start
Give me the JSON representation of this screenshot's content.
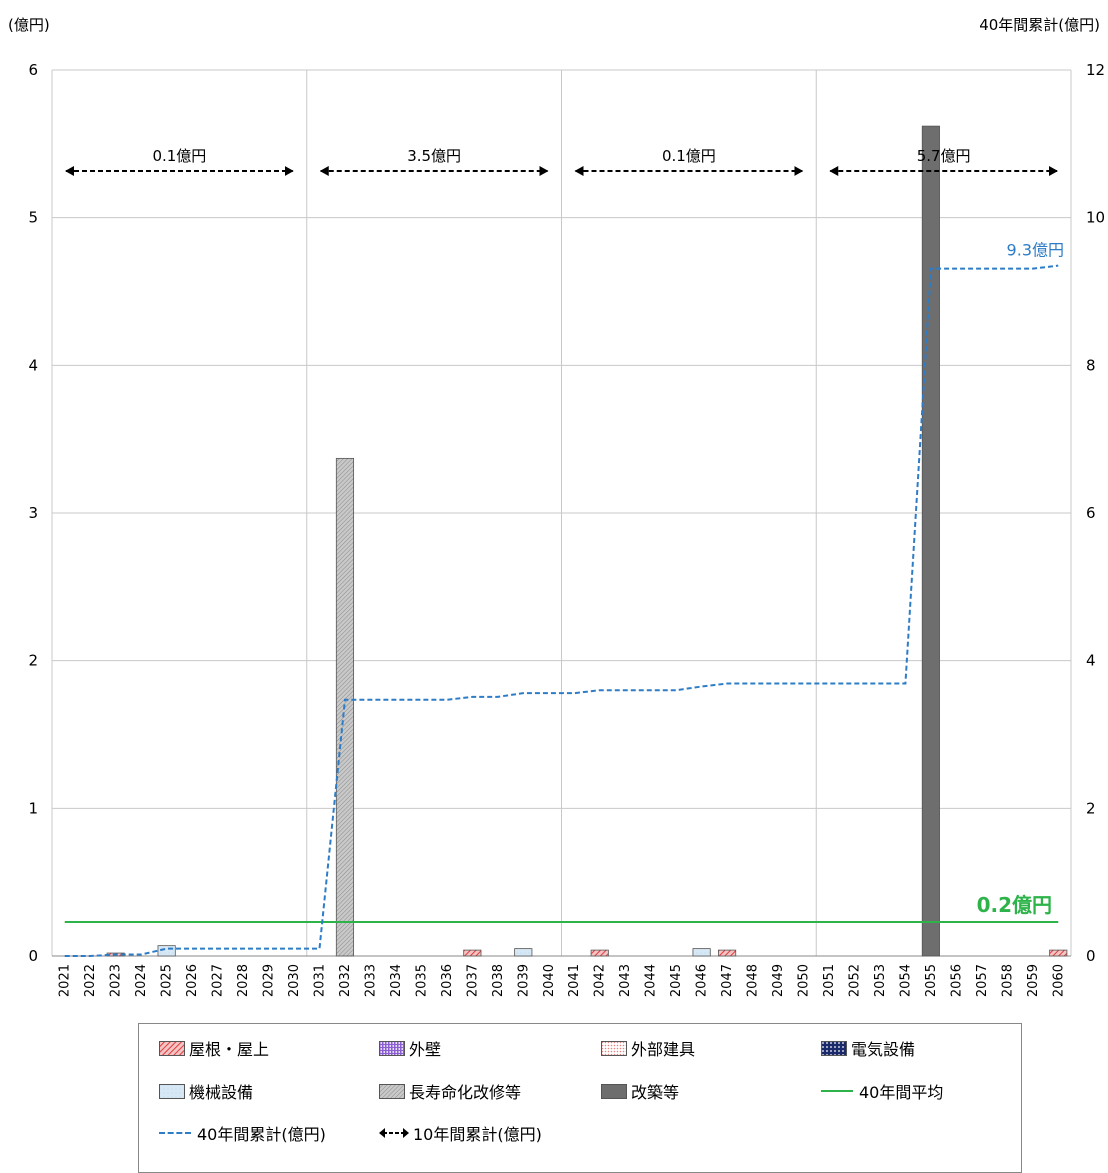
{
  "left_axis_unit": "(億円)",
  "right_axis_unit": "40年間累計(億円)",
  "colors": {
    "roof": "#e03c3c",
    "wall": "#8b5fd1",
    "exterior": "#e8837f",
    "electric": "#1b2a6b",
    "mechanical": "#d6e8f5",
    "longevity": "#b8b8b8",
    "rebuild": "#6e6e6e",
    "average": "#2db34a",
    "cumulative": "#2d7cc7"
  },
  "chart_data": {
    "type": "bar",
    "ylim_left": [
      0,
      6
    ],
    "ylim_right": [
      0,
      12
    ],
    "yticks_left": [
      "0",
      "1",
      "2",
      "3",
      "4",
      "5",
      "6"
    ],
    "yticks_right": [
      "0",
      "2",
      "4",
      "6",
      "8",
      "10",
      "12"
    ],
    "categories": [
      "2021",
      "2022",
      "2023",
      "2024",
      "2025",
      "2026",
      "2027",
      "2028",
      "2029",
      "2030",
      "2031",
      "2032",
      "2033",
      "2034",
      "2035",
      "2036",
      "2037",
      "2038",
      "2039",
      "2040",
      "2041",
      "2042",
      "2043",
      "2044",
      "2045",
      "2046",
      "2047",
      "2048",
      "2049",
      "2050",
      "2051",
      "2052",
      "2053",
      "2054",
      "2055",
      "2056",
      "2057",
      "2058",
      "2059",
      "2060"
    ],
    "series": [
      {
        "name": "屋根・屋上",
        "key": "roof",
        "values": [
          0,
          0,
          0.02,
          0,
          0,
          0,
          0,
          0,
          0,
          0,
          0,
          0,
          0,
          0,
          0,
          0,
          0.04,
          0,
          0,
          0,
          0,
          0.04,
          0,
          0,
          0,
          0,
          0.04,
          0,
          0,
          0,
          0,
          0,
          0,
          0,
          0,
          0,
          0,
          0,
          0,
          0.04
        ]
      },
      {
        "name": "外壁",
        "key": "wall",
        "values": [
          0,
          0,
          0,
          0,
          0,
          0,
          0,
          0,
          0,
          0,
          0,
          0,
          0,
          0,
          0,
          0,
          0,
          0,
          0,
          0,
          0,
          0,
          0,
          0,
          0,
          0,
          0,
          0,
          0,
          0,
          0,
          0,
          0,
          0,
          0,
          0,
          0,
          0,
          0,
          0
        ]
      },
      {
        "name": "外部建具",
        "key": "exterior",
        "values": [
          0,
          0,
          0,
          0,
          0,
          0,
          0,
          0,
          0,
          0,
          0,
          0,
          0,
          0,
          0,
          0,
          0,
          0,
          0,
          0,
          0,
          0,
          0,
          0,
          0,
          0,
          0,
          0,
          0,
          0,
          0,
          0,
          0,
          0,
          0,
          0,
          0,
          0,
          0,
          0
        ]
      },
      {
        "name": "電気設備",
        "key": "electric",
        "values": [
          0,
          0,
          0,
          0,
          0,
          0,
          0,
          0,
          0,
          0,
          0,
          0,
          0,
          0,
          0,
          0,
          0,
          0,
          0,
          0,
          0,
          0,
          0,
          0,
          0,
          0,
          0,
          0,
          0,
          0,
          0,
          0,
          0,
          0,
          0,
          0,
          0,
          0,
          0,
          0
        ]
      },
      {
        "name": "機械設備",
        "key": "mechanical",
        "values": [
          0,
          0,
          0,
          0,
          0.07,
          0,
          0,
          0,
          0,
          0,
          0,
          0,
          0,
          0,
          0,
          0,
          0,
          0,
          0.05,
          0,
          0,
          0,
          0,
          0,
          0,
          0.05,
          0,
          0,
          0,
          0,
          0,
          0,
          0,
          0,
          0,
          0,
          0,
          0,
          0,
          0
        ]
      },
      {
        "name": "長寿命化改修等",
        "key": "longevity",
        "values": [
          0,
          0,
          0,
          0,
          0,
          0,
          0,
          0,
          0,
          0,
          0,
          3.37,
          0,
          0,
          0,
          0,
          0,
          0,
          0,
          0,
          0,
          0,
          0,
          0,
          0,
          0,
          0,
          0,
          0,
          0,
          0,
          0,
          0,
          0,
          0,
          0,
          0,
          0,
          0,
          0
        ]
      },
      {
        "name": "改築等",
        "key": "rebuild",
        "values": [
          0,
          0,
          0,
          0,
          0,
          0,
          0,
          0,
          0,
          0,
          0,
          0,
          0,
          0,
          0,
          0,
          0,
          0,
          0,
          0,
          0,
          0,
          0,
          0,
          0,
          0,
          0,
          0,
          0,
          0,
          0,
          0,
          0,
          0,
          5.62,
          0,
          0,
          0,
          0,
          0
        ]
      }
    ],
    "average": {
      "name": "40年間平均",
      "value": 0.23,
      "label": "0.2億円"
    },
    "cumulative": {
      "name": "40年間累計(億円)",
      "values": [
        0,
        0,
        0.02,
        0.02,
        0.1,
        0.1,
        0.1,
        0.1,
        0.1,
        0.1,
        0.1,
        3.47,
        3.47,
        3.47,
        3.47,
        3.47,
        3.51,
        3.51,
        3.56,
        3.56,
        3.56,
        3.6,
        3.6,
        3.6,
        3.6,
        3.65,
        3.69,
        3.69,
        3.69,
        3.69,
        3.69,
        3.69,
        3.69,
        3.69,
        9.31,
        9.31,
        9.31,
        9.31,
        9.31,
        9.35
      ],
      "end_label": "9.3億円"
    },
    "decade_name": "10年間累計(億円)",
    "decade_totals": [
      {
        "label": "0.1億円",
        "from": 0,
        "to": 10
      },
      {
        "label": "3.5億円",
        "from": 10,
        "to": 20
      },
      {
        "label": "0.1億円",
        "from": 20,
        "to": 30
      },
      {
        "label": "5.7億円",
        "from": 30,
        "to": 40
      }
    ]
  },
  "legend": [
    {
      "key": "roof",
      "label": "屋根・屋上"
    },
    {
      "key": "wall",
      "label": "外壁"
    },
    {
      "key": "exterior",
      "label": "外部建具"
    },
    {
      "key": "electric",
      "label": "電気設備"
    },
    {
      "key": "mechanical",
      "label": "機械設備"
    },
    {
      "key": "longevity",
      "label": "長寿命化改修等"
    },
    {
      "key": "rebuild",
      "label": "改築等"
    },
    {
      "key": "average",
      "label": "40年間平均"
    },
    {
      "key": "cumulative",
      "label": "40年間累計(億円)"
    },
    {
      "key": "decade",
      "label": "10年間累計(億円)"
    }
  ]
}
end
§ **GOAL**:
Lines from the records above that hold "cumulative" are the ones to list.

§ **TASK RESPONSE**:
    "cumulative": "#2d7cc7"
    "cumulative": {
      "key": "cumulative",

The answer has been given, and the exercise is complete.